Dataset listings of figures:
========
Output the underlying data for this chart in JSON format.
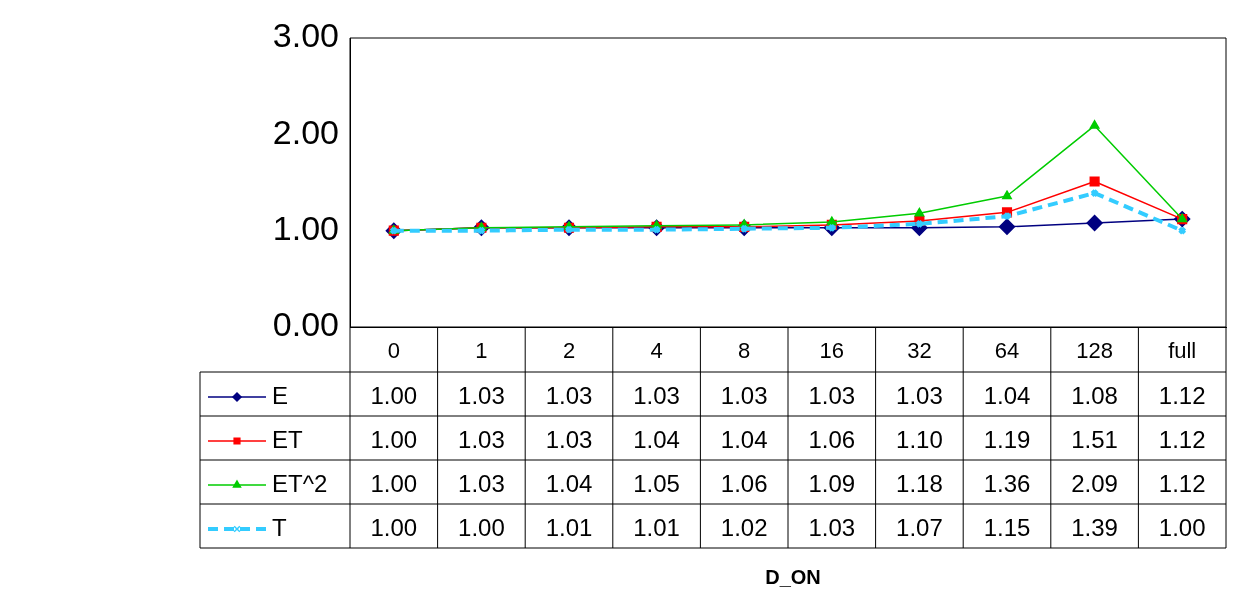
{
  "chart_data": {
    "type": "line",
    "annotations": [
      "D_ON"
    ],
    "categories": [
      "0",
      "1",
      "2",
      "4",
      "8",
      "16",
      "32",
      "64",
      "128",
      "full"
    ],
    "series": [
      {
        "name": "E",
        "color": "#000080",
        "marker": "diamond",
        "values": [
          1.0,
          1.03,
          1.03,
          1.03,
          1.03,
          1.03,
          1.03,
          1.04,
          1.08,
          1.12
        ],
        "value_labels": [
          "1.00",
          "1.03",
          "1.03",
          "1.03",
          "1.03",
          "1.03",
          "1.03",
          "1.04",
          "1.08",
          "1.12"
        ]
      },
      {
        "name": "ET",
        "color": "#ff0000",
        "marker": "square",
        "values": [
          1.0,
          1.03,
          1.03,
          1.04,
          1.04,
          1.06,
          1.1,
          1.19,
          1.51,
          1.12
        ],
        "value_labels": [
          "1.00",
          "1.03",
          "1.03",
          "1.04",
          "1.04",
          "1.06",
          "1.10",
          "1.19",
          "1.51",
          "1.12"
        ]
      },
      {
        "name": "ET^2",
        "color": "#00cc00",
        "marker": "triangle",
        "values": [
          1.0,
          1.03,
          1.04,
          1.05,
          1.06,
          1.09,
          1.18,
          1.36,
          2.09,
          1.12
        ],
        "value_labels": [
          "1.00",
          "1.03",
          "1.04",
          "1.05",
          "1.06",
          "1.09",
          "1.18",
          "1.36",
          "2.09",
          "1.12"
        ]
      },
      {
        "name": "T",
        "color": "#33ccff",
        "marker": "cross",
        "line_style": "dashed",
        "values": [
          1.0,
          1.0,
          1.01,
          1.01,
          1.02,
          1.03,
          1.07,
          1.15,
          1.39,
          1.0
        ],
        "value_labels": [
          "1.00",
          "1.00",
          "1.01",
          "1.01",
          "1.02",
          "1.03",
          "1.07",
          "1.15",
          "1.39",
          "1.00"
        ]
      }
    ],
    "ylim": [
      0,
      3
    ],
    "yticks": [
      {
        "value": 0,
        "label": "0.00"
      },
      {
        "value": 1,
        "label": "1.00"
      },
      {
        "value": 2,
        "label": "2.00"
      },
      {
        "value": 3,
        "label": "3.00"
      }
    ],
    "grid": false,
    "legend": "bottom"
  }
}
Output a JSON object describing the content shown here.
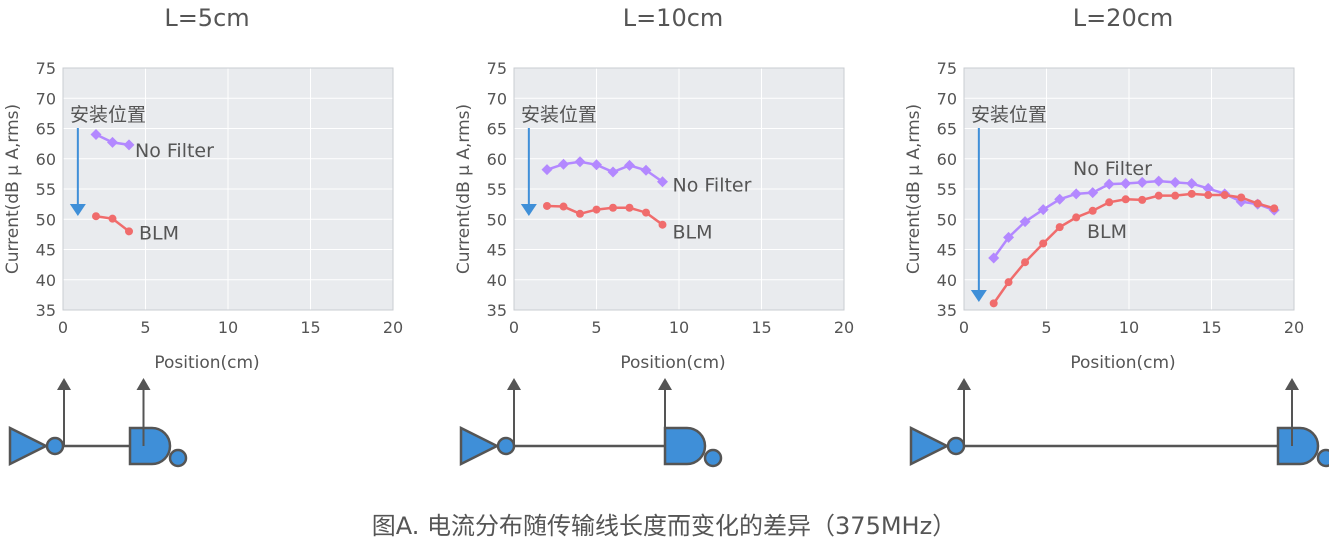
{
  "caption": "图A. 电流分布随传输线长度而变化的差异（375MHz）",
  "colors": {
    "no_filter": "#b388ff",
    "blm": "#f06c6c",
    "arrow": "#3f8fd8",
    "plot_bg": "#e9ebee",
    "grid": "#ffffff"
  },
  "chart_data": [
    {
      "type": "line",
      "title": "L=5cm",
      "xlabel": "Position(cm)",
      "ylabel": "Current(dB μ A,rms)",
      "xlim": [
        0,
        20
      ],
      "ylim": [
        35,
        75
      ],
      "xticks": [
        "0",
        "5",
        "10",
        "15",
        "20"
      ],
      "yticks": [
        "35",
        "40",
        "45",
        "50",
        "55",
        "60",
        "65",
        "70",
        "75"
      ],
      "annotation": "安装位置",
      "series": [
        {
          "name": "No Filter",
          "x": [
            2,
            3,
            4
          ],
          "y": [
            64,
            62.7,
            62.3
          ]
        },
        {
          "name": "BLM",
          "x": [
            2,
            3,
            4
          ],
          "y": [
            50.5,
            50.1,
            48
          ]
        }
      ]
    },
    {
      "type": "line",
      "title": "L=10cm",
      "xlabel": "Position(cm)",
      "ylabel": "Current(dB μ A,rms)",
      "xlim": [
        0,
        20
      ],
      "ylim": [
        35,
        75
      ],
      "xticks": [
        "0",
        "5",
        "10",
        "15",
        "20"
      ],
      "yticks": [
        "35",
        "40",
        "45",
        "50",
        "55",
        "60",
        "65",
        "70",
        "75"
      ],
      "annotation": "安装位置",
      "series": [
        {
          "name": "No Filter",
          "x": [
            2,
            3,
            4,
            5,
            6,
            7,
            8,
            9
          ],
          "y": [
            58.2,
            59.1,
            59.5,
            59,
            57.8,
            58.9,
            58.1,
            56.2
          ]
        },
        {
          "name": "BLM",
          "x": [
            2,
            3,
            4,
            5,
            6,
            7,
            8,
            9
          ],
          "y": [
            52.2,
            52.1,
            50.9,
            51.6,
            51.9,
            51.9,
            51.1,
            49.1
          ]
        }
      ]
    },
    {
      "type": "line",
      "title": "L=20cm",
      "xlabel": "Position(cm)",
      "ylabel": "Current(dB μ A,rms)",
      "xlim": [
        0,
        20
      ],
      "ylim": [
        35,
        75
      ],
      "xticks": [
        "0",
        "5",
        "10",
        "15",
        "20"
      ],
      "yticks": [
        "35",
        "40",
        "45",
        "50",
        "55",
        "60",
        "65",
        "70",
        "75"
      ],
      "annotation": "安装位置",
      "series": [
        {
          "name": "No Filter",
          "x": [
            1.8,
            2.7,
            3.7,
            4.8,
            5.8,
            6.8,
            7.8,
            8.8,
            9.8,
            10.8,
            11.8,
            12.8,
            13.8,
            14.8,
            15.8,
            16.8,
            17.8,
            18.8
          ],
          "y": [
            43.6,
            47,
            49.6,
            51.6,
            53.3,
            54.2,
            54.4,
            55.8,
            55.9,
            56.1,
            56.3,
            56.1,
            55.9,
            55.1,
            54.2,
            52.9,
            52.5,
            51.5
          ]
        },
        {
          "name": "BLM",
          "x": [
            1.8,
            2.7,
            3.7,
            4.8,
            5.8,
            6.8,
            7.8,
            8.8,
            9.8,
            10.8,
            11.8,
            12.8,
            13.8,
            14.8,
            15.8,
            16.8,
            17.8,
            18.8
          ],
          "y": [
            36.1,
            39.6,
            42.9,
            46,
            48.7,
            50.3,
            51.4,
            52.8,
            53.3,
            53.2,
            53.9,
            53.9,
            54.2,
            54,
            54,
            53.6,
            52.6,
            51.8
          ]
        }
      ]
    }
  ]
}
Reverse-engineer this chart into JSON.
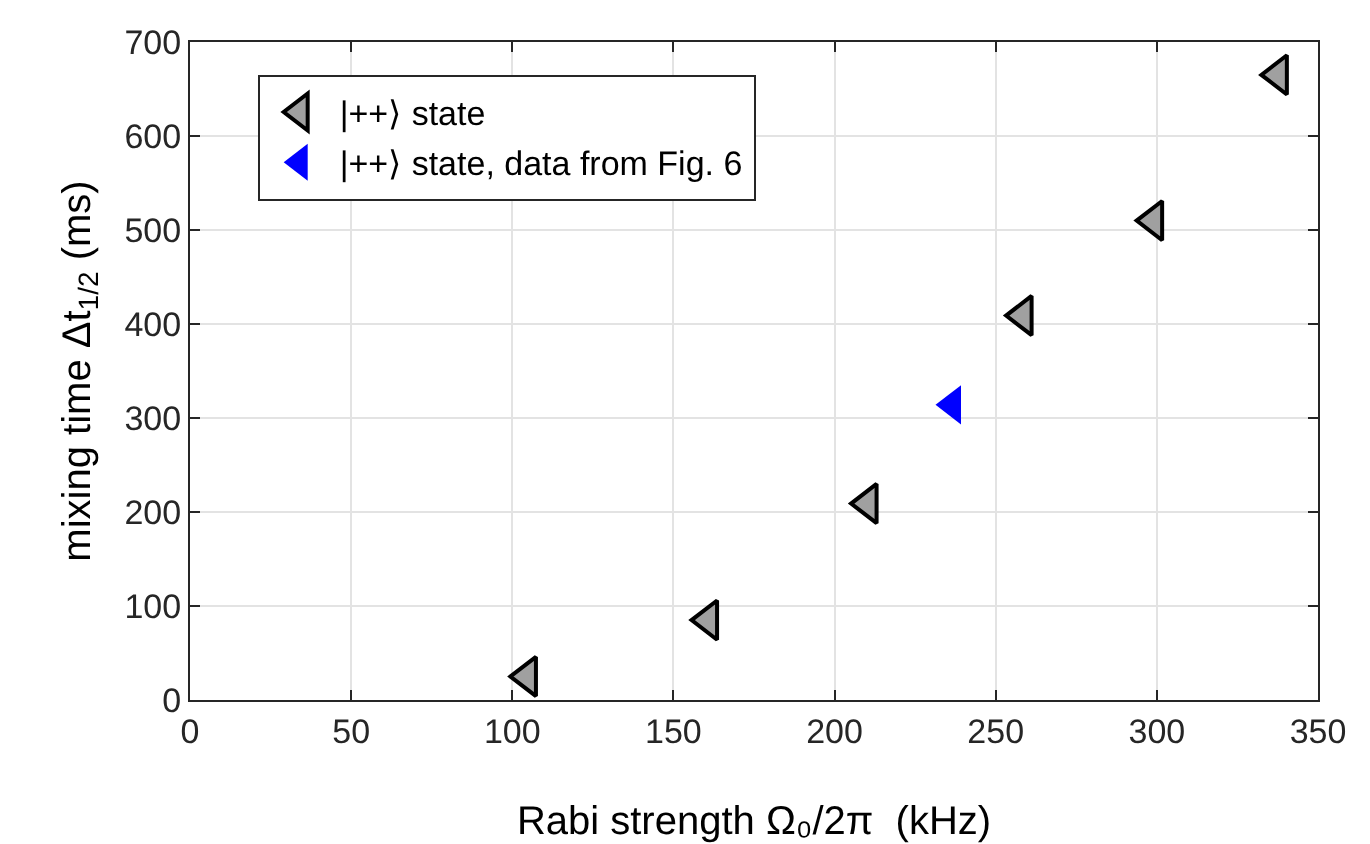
{
  "chart_data": {
    "type": "scatter",
    "xlabel": "Rabi strength Ω₀/2π  (kHz)",
    "ylabel": "mixing time Δt$_{1/2}$ (ms)",
    "xlim": [
      0,
      350
    ],
    "xticks": [
      0,
      50,
      100,
      150,
      200,
      250,
      300,
      350
    ],
    "ylim": [
      0,
      700
    ],
    "yticks": [
      0,
      100,
      200,
      300,
      400,
      500,
      600,
      700
    ],
    "grid": true,
    "legend": "top left",
    "marker": "triangle",
    "series": [
      {
        "name": "|++⟩ state",
        "color": "#a0a0a0",
        "x": [
          104.7,
          160.9,
          210.4,
          258.5,
          299,
          337.7
        ],
        "values": [
          25,
          85,
          209,
          409,
          510,
          665
        ]
      },
      {
        "name": "|++⟩ state, data from Fig. 6",
        "color": "#0000ff",
        "x": [
          236.6
        ],
        "values": [
          314
        ]
      }
    ]
  }
}
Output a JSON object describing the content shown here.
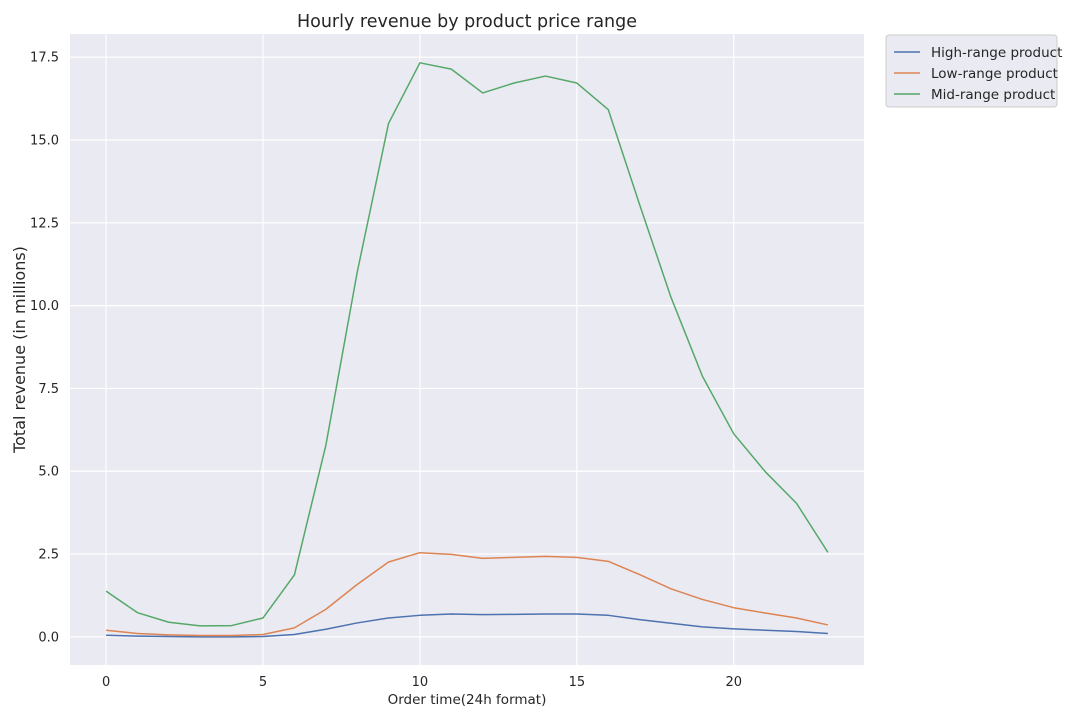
{
  "chart_data": {
    "type": "line",
    "title": "Hourly revenue by product price range",
    "xlabel": "Order time(24h format)",
    "ylabel": "Total revenue (in millions)",
    "x": [
      0,
      1,
      2,
      3,
      4,
      5,
      6,
      7,
      8,
      9,
      10,
      11,
      12,
      13,
      14,
      15,
      16,
      17,
      18,
      19,
      20,
      21,
      22,
      23
    ],
    "xlim": [
      -1.15,
      24.15
    ],
    "ylim": [
      -0.85,
      18.2
    ],
    "x_ticks": [
      0,
      5,
      10,
      15,
      20
    ],
    "y_ticks": [
      0.0,
      2.5,
      5.0,
      7.5,
      10.0,
      12.5,
      15.0,
      17.5
    ],
    "grid": true,
    "legend_position": "outside-top-right",
    "series": [
      {
        "name": "High-range product",
        "color": "#4c72b0",
        "values": [
          0.05,
          0.02,
          0.01,
          0.0,
          0.0,
          0.01,
          0.07,
          0.23,
          0.42,
          0.57,
          0.65,
          0.69,
          0.67,
          0.68,
          0.69,
          0.69,
          0.65,
          0.52,
          0.41,
          0.3,
          0.24,
          0.2,
          0.16,
          0.1
        ]
      },
      {
        "name": "Low-range product",
        "color": "#dd8452",
        "values": [
          0.2,
          0.1,
          0.06,
          0.04,
          0.04,
          0.07,
          0.27,
          0.83,
          1.58,
          2.26,
          2.54,
          2.49,
          2.37,
          2.4,
          2.43,
          2.4,
          2.28,
          1.88,
          1.45,
          1.13,
          0.88,
          0.72,
          0.57,
          0.36
        ]
      },
      {
        "name": "Mid-range product",
        "color": "#55a868",
        "values": [
          1.38,
          0.73,
          0.44,
          0.33,
          0.34,
          0.57,
          1.87,
          5.77,
          11.0,
          15.5,
          17.33,
          17.14,
          16.42,
          16.72,
          16.93,
          16.72,
          15.92,
          13.05,
          10.25,
          7.87,
          6.13,
          4.99,
          4.03,
          2.55
        ]
      }
    ]
  }
}
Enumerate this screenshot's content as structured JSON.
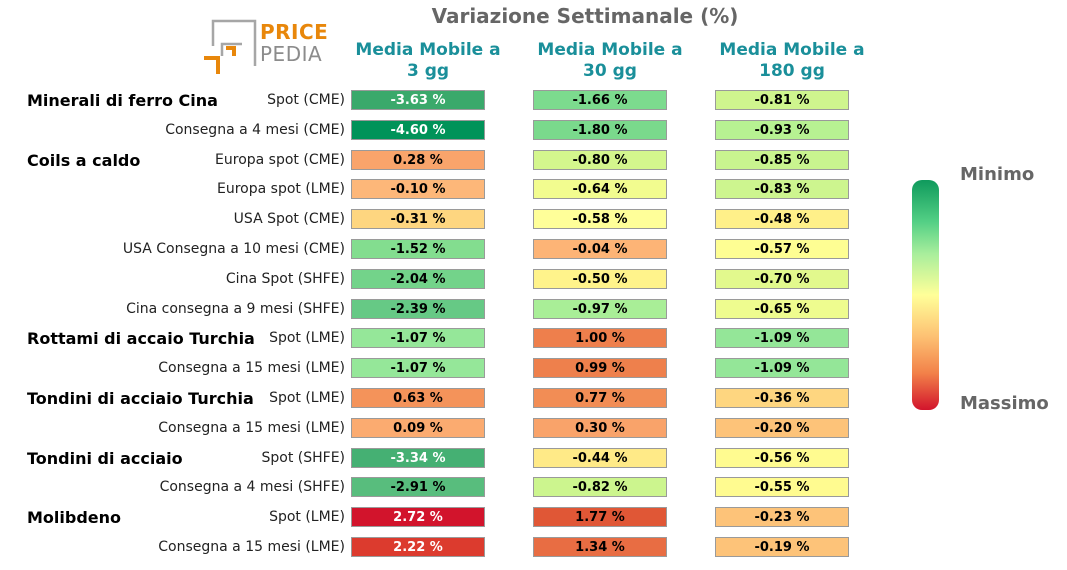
{
  "title": "Variazione Settimanale (%)",
  "logo": {
    "price": "PRICE",
    "pedia": "PEDIA"
  },
  "columns": [
    [
      "Media Mobile a",
      "3 gg"
    ],
    [
      "Media Mobile a",
      "30 gg"
    ],
    [
      "Media Mobile a",
      "180 gg"
    ]
  ],
  "legend": {
    "min_label": "Minimo",
    "max_label": "Massimo"
  },
  "colors": {
    "header": "#1a8f9a",
    "title": "#666666",
    "min": "#0f9a5c",
    "mid": "#ffff99",
    "max": "#d2142c"
  },
  "chart_data": {
    "type": "heatmap",
    "title": "Variazione Settimanale (%)",
    "columns": [
      "Media Mobile a 3 gg",
      "Media Mobile a 30 gg",
      "Media Mobile a 180 gg"
    ],
    "groups": [
      "Minerali di ferro Cina",
      "Coils a caldo",
      "Rottami di accaio Turchia",
      "Tondini di acciaio Turchia",
      "Tondini di acciaio",
      "Molibdeno"
    ],
    "rows": [
      {
        "group": "Minerali di ferro Cina",
        "label": "Spot (CME)",
        "values": [
          -3.63,
          -1.66,
          -0.81
        ],
        "text": [
          "-3.63 %",
          "-1.66 %",
          "-0.81 %"
        ],
        "colors": [
          "#3aa96b",
          "#7cdb8e",
          "#cff58e"
        ]
      },
      {
        "group": "",
        "label": "Consegna a 4 mesi (CME)",
        "values": [
          -4.6,
          -1.8,
          -0.93
        ],
        "text": [
          "-4.60 %",
          "-1.80 %",
          "-0.93 %"
        ],
        "colors": [
          "#009359",
          "#7ad98c",
          "#b7f292"
        ]
      },
      {
        "group": "Coils a caldo",
        "label": "Europa spot (CME)",
        "values": [
          0.28,
          -0.8,
          -0.85
        ],
        "text": [
          "0.28 %",
          "-0.80 %",
          "-0.85 %"
        ],
        "colors": [
          "#f9a46b",
          "#d4f68d",
          "#c9f48f"
        ]
      },
      {
        "group": "",
        "label": "Europa spot (LME)",
        "values": [
          -0.1,
          -0.64,
          -0.83
        ],
        "text": [
          "-0.10 %",
          "-0.64 %",
          "-0.83 %"
        ],
        "colors": [
          "#fdb779",
          "#f2fc8f",
          "#cdf58f"
        ]
      },
      {
        "group": "",
        "label": "USA Spot (CME)",
        "values": [
          -0.31,
          -0.58,
          -0.48
        ],
        "text": [
          "-0.31 %",
          "-0.58 %",
          "-0.48 %"
        ],
        "colors": [
          "#fed680",
          "#ffff99",
          "#fff089"
        ]
      },
      {
        "group": "",
        "label": "USA Consegna a 10 mesi (CME)",
        "values": [
          -1.52,
          -0.04,
          -0.57
        ],
        "text": [
          "-1.52 %",
          "-0.04 %",
          "-0.57 %"
        ],
        "colors": [
          "#83dd8f",
          "#fdb476",
          "#fefe93"
        ]
      },
      {
        "group": "",
        "label": "Cina Spot (SHFE)",
        "values": [
          -2.04,
          -0.5,
          -0.7
        ],
        "text": [
          "-2.04 %",
          "-0.50 %",
          "-0.70 %"
        ],
        "colors": [
          "#73d38a",
          "#fff38b",
          "#e2f98d"
        ]
      },
      {
        "group": "",
        "label": "Cina consegna a 9 mesi (SHFE)",
        "values": [
          -2.39,
          -0.97,
          -0.65
        ],
        "text": [
          "-2.39 %",
          "-0.97 %",
          "-0.65 %"
        ],
        "colors": [
          "#66c985",
          "#a9ee97",
          "#eefc8f"
        ]
      },
      {
        "group": "Rottami di accaio Turchia",
        "label": "Spot (LME)",
        "values": [
          -1.07,
          1.0,
          -1.09
        ],
        "text": [
          "-1.07 %",
          "1.00 %",
          "-1.09 %"
        ],
        "colors": [
          "#95e799",
          "#ee7f4c",
          "#94e698"
        ]
      },
      {
        "group": "",
        "label": "Consegna a 15 mesi (LME)",
        "values": [
          -1.07,
          0.99,
          -1.09
        ],
        "text": [
          "-1.07 %",
          "0.99 %",
          "-1.09 %"
        ],
        "colors": [
          "#95e799",
          "#ee804c",
          "#94e698"
        ]
      },
      {
        "group": "Tondini di acciaio Turchia",
        "label": "Spot (LME)",
        "values": [
          0.63,
          0.77,
          -0.36
        ],
        "text": [
          "0.63 %",
          "0.77 %",
          "-0.36 %"
        ],
        "colors": [
          "#f4935a",
          "#f28d55",
          "#fed680"
        ]
      },
      {
        "group": "",
        "label": "Consegna a 15 mesi (LME)",
        "values": [
          0.09,
          0.3,
          -0.2
        ],
        "text": [
          "0.09 %",
          "0.30 %",
          "-0.20 %"
        ],
        "colors": [
          "#fbab70",
          "#f9a36a",
          "#fdc379"
        ]
      },
      {
        "group": "Tondini di acciaio",
        "label": "Spot (SHFE)",
        "values": [
          -3.34,
          -0.44,
          -0.56
        ],
        "text": [
          "-3.34 %",
          "-0.44 %",
          "-0.56 %"
        ],
        "colors": [
          "#45b073",
          "#ffea87",
          "#fffb90"
        ]
      },
      {
        "group": "",
        "label": "Consegna a 4 mesi (SHFE)",
        "values": [
          -2.91,
          -0.82,
          -0.55
        ],
        "text": [
          "-2.91 %",
          "-0.82 %",
          "-0.55 %"
        ],
        "colors": [
          "#58bd7d",
          "#ccf58e",
          "#fffb90"
        ]
      },
      {
        "group": "Molibdeno",
        "label": "Spot (LME)",
        "values": [
          2.72,
          1.77,
          -0.23
        ],
        "text": [
          "2.72 %",
          "1.77 %",
          "-0.23 %"
        ],
        "colors": [
          "#d2142c",
          "#e05736",
          "#fdc379"
        ]
      },
      {
        "group": "",
        "label": "Consegna a 15 mesi (LME)",
        "values": [
          2.22,
          1.34,
          -0.19
        ],
        "text": [
          "2.22 %",
          "1.34 %",
          "-0.19 %"
        ],
        "colors": [
          "#dc3b2e",
          "#e86d43",
          "#fdc379"
        ]
      }
    ]
  }
}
========
**Exercise directions:**
Locate and copy each line in the data above that includes the word "revenue".

**Answer to this task:**
    "title": "Hourly revenue by product price range",
    "ylabel": "Total revenue (in millions)",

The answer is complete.